— Start —

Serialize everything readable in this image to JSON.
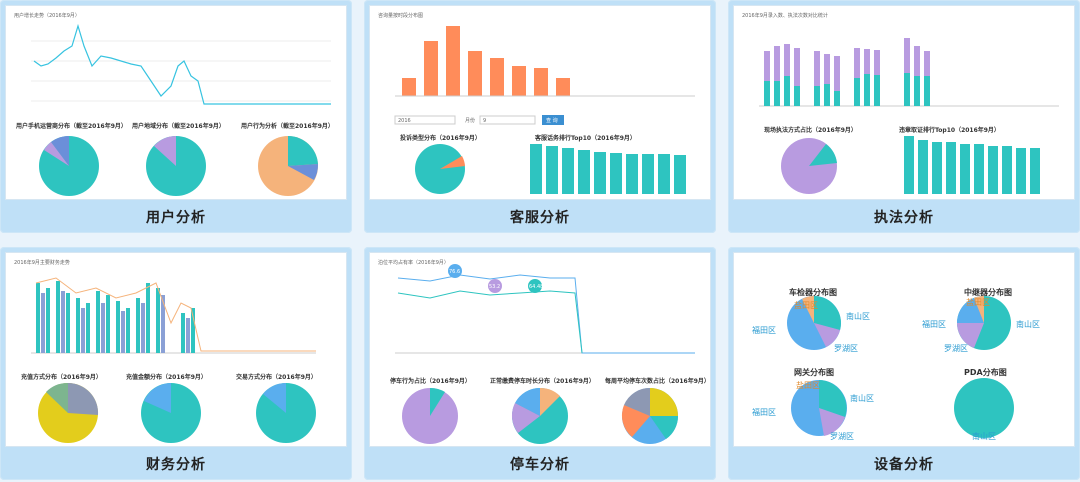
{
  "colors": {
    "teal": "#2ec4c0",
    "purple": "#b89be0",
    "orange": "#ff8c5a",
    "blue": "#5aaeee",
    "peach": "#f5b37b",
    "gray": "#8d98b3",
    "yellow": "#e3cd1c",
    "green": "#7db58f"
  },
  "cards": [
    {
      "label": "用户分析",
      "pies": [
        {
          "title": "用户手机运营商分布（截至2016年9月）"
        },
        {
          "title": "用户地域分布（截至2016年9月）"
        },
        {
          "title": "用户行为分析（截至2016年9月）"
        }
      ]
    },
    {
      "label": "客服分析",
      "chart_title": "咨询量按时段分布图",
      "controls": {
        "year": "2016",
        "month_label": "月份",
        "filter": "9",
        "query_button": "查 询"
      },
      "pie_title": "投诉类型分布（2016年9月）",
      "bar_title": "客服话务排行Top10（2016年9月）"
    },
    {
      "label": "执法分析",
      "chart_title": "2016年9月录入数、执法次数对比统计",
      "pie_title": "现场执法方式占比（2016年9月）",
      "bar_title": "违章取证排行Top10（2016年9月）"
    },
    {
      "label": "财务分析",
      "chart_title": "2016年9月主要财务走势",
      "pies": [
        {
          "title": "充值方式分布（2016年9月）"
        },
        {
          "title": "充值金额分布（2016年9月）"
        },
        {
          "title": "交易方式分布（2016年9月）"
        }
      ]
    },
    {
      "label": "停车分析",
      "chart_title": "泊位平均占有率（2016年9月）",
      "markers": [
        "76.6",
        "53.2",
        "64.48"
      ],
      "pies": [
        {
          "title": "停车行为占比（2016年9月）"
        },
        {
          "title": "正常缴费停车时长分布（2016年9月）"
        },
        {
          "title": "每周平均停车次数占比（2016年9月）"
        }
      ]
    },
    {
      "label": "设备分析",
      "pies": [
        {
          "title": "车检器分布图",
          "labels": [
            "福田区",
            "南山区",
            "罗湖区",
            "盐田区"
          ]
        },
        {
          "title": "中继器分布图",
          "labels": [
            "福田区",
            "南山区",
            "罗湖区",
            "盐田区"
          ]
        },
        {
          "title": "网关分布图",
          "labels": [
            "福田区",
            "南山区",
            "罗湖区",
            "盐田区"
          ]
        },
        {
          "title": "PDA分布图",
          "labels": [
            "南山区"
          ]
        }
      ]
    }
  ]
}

— End —
— Start —

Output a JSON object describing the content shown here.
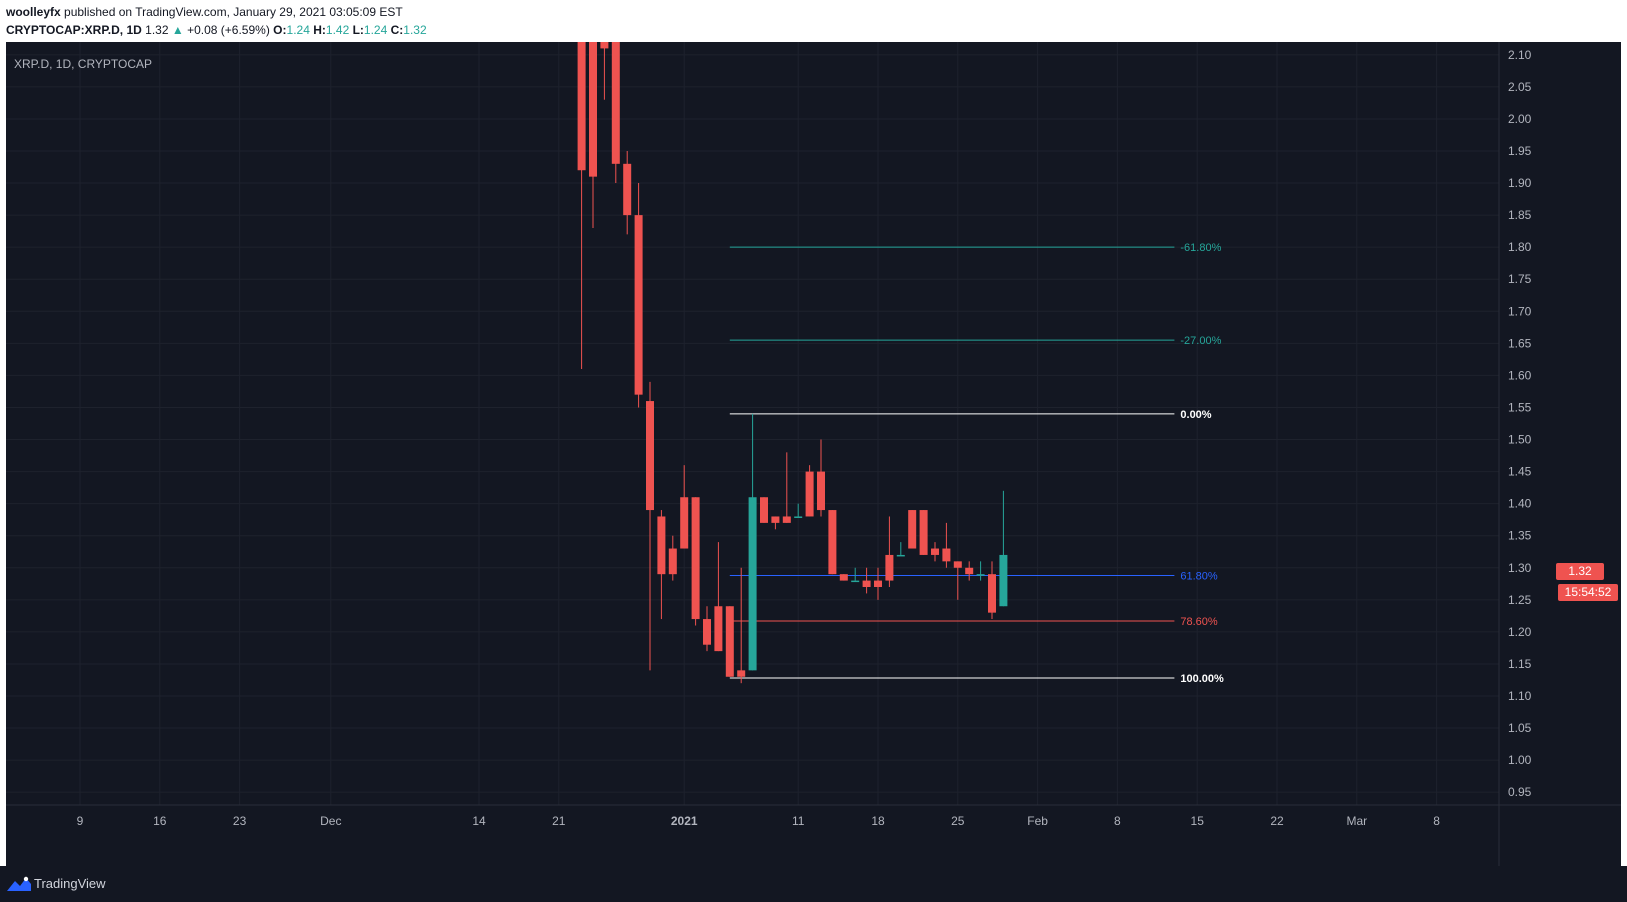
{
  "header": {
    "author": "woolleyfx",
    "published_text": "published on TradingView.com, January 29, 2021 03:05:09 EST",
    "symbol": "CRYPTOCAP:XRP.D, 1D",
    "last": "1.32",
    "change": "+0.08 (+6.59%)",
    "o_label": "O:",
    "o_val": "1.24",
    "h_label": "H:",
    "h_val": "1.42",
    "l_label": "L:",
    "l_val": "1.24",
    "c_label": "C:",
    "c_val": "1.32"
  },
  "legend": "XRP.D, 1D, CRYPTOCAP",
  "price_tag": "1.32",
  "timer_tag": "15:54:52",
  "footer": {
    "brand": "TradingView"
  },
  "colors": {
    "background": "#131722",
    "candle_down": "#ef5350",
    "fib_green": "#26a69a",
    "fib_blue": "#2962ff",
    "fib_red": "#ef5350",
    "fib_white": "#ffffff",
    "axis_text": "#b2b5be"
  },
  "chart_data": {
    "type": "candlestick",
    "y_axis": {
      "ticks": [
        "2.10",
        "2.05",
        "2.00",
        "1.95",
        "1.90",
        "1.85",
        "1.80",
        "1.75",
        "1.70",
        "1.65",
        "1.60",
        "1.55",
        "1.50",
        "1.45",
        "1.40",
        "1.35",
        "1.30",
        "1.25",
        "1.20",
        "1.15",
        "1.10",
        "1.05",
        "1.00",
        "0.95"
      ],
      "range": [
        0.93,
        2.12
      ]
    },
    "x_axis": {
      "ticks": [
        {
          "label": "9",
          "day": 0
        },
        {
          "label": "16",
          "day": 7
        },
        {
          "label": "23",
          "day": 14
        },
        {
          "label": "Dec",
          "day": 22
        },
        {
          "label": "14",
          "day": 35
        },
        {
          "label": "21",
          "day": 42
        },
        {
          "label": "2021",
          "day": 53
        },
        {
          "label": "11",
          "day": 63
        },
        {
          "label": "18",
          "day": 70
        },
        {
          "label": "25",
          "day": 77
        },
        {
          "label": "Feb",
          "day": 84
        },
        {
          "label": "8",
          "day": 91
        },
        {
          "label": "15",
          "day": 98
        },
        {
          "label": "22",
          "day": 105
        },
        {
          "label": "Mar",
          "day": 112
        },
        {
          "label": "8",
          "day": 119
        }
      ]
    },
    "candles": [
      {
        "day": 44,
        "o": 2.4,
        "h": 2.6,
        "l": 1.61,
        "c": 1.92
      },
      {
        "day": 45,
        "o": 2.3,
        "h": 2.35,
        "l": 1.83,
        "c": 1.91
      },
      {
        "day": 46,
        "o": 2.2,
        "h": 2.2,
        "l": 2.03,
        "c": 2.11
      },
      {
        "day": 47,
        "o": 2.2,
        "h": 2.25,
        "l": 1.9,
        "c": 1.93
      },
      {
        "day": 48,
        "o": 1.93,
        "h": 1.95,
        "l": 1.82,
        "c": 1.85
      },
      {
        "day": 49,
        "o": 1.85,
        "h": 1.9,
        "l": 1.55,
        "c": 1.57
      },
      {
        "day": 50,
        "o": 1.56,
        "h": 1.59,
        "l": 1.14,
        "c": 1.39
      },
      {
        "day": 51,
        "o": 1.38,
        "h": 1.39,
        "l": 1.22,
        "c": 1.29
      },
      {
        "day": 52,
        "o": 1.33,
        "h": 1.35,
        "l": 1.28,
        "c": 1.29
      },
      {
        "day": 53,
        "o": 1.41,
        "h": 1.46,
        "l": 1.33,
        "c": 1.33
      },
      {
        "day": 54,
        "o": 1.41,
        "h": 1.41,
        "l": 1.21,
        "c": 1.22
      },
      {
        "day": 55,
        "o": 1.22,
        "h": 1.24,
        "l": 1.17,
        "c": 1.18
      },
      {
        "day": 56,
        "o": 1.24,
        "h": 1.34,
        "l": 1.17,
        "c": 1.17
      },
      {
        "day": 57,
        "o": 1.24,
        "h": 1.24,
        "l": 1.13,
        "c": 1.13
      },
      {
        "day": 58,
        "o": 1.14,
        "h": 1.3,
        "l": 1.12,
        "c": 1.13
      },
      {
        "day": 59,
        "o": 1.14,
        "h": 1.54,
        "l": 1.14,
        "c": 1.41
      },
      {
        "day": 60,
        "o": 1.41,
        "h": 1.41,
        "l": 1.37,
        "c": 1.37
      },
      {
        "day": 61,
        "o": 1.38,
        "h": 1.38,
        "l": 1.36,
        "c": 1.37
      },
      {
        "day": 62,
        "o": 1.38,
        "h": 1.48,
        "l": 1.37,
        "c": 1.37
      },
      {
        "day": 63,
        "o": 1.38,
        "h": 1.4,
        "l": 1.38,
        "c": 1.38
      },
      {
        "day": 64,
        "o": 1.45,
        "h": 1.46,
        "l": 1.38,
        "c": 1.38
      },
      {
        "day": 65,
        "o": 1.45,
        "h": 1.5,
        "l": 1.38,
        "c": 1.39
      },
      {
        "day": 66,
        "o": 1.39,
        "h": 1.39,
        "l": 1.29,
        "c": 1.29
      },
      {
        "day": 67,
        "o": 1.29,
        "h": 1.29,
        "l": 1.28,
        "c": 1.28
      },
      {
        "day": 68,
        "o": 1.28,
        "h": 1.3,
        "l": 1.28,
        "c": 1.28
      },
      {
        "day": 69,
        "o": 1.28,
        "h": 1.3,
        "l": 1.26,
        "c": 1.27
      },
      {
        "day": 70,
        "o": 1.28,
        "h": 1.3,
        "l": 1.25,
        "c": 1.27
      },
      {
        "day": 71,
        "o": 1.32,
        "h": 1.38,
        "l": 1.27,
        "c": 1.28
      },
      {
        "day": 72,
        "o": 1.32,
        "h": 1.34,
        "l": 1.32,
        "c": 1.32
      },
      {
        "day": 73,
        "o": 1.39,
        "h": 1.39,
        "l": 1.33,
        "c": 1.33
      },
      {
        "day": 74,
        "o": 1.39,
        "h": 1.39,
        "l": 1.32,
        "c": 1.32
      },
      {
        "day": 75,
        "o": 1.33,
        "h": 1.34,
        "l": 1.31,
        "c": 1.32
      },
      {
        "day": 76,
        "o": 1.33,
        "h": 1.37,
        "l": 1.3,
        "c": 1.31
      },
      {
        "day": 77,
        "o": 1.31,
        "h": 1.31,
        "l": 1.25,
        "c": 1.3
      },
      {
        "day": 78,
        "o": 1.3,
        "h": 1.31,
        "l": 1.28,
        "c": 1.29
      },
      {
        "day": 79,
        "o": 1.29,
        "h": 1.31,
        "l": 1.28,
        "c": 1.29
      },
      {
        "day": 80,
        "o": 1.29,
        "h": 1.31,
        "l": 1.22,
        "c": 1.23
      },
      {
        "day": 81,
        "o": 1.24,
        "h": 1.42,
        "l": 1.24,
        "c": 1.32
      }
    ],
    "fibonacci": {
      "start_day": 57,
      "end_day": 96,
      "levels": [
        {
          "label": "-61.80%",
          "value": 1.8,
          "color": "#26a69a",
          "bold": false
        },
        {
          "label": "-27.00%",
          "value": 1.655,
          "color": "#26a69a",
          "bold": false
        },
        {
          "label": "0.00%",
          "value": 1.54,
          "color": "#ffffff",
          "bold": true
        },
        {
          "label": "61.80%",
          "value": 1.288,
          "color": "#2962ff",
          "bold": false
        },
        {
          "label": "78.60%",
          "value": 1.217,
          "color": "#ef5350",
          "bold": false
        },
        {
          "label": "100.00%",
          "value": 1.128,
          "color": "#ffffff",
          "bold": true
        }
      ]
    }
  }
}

— End —

[DIRECTIONS FOR THIS TASK] Search the data above for the string "TradingView" and copy each line that has it.

[RESPONSE FOR THIS EXERCISE]
    "published_text": "published on TradingView.com, January 29, 2021 03:05:09 EST",
    "brand": "TradingView"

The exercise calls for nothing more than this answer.